> Problem statement
Take from the listing each line that has the string "name".

(Data records)

-- begin --

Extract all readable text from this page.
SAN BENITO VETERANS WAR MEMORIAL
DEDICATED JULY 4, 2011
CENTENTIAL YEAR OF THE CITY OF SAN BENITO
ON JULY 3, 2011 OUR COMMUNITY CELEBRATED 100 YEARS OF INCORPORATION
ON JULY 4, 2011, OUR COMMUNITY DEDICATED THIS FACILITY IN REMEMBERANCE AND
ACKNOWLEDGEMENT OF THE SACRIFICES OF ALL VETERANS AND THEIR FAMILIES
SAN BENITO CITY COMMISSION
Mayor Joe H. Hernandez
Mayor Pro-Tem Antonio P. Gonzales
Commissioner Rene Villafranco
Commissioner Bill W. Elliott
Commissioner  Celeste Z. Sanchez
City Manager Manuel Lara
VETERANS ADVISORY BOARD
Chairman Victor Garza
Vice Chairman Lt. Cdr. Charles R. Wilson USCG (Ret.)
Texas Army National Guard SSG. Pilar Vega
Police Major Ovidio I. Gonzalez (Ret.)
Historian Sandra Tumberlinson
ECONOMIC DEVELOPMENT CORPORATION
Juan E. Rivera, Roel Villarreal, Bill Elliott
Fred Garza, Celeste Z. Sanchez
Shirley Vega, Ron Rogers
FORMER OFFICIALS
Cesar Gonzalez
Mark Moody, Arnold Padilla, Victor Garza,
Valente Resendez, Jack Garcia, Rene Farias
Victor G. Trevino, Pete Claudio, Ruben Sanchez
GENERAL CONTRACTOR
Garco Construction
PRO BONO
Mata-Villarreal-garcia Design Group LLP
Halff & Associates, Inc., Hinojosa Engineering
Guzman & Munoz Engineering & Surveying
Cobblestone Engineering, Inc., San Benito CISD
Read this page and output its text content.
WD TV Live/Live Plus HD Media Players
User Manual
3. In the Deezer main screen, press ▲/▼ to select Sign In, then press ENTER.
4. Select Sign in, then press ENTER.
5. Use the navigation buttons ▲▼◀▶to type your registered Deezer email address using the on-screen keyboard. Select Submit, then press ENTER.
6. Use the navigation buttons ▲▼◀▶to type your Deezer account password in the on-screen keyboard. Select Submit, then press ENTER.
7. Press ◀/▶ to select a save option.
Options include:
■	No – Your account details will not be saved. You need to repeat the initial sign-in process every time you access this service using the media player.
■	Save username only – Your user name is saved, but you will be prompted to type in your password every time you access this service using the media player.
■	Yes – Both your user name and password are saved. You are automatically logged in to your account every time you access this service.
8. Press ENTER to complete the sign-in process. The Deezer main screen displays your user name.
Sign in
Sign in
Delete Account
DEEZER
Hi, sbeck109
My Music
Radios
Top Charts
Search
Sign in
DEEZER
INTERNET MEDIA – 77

-- end --

> Complete answer
■	Save username only – Your user name is saved, but you will be prompted to type in your password every time you access this service using the media player.
■	Yes – Both your user name and password are saved. You are automatically logged in to your account every time you access this service.
8. Press ENTER to complete the sign-in process. The Deezer main screen displays your user name.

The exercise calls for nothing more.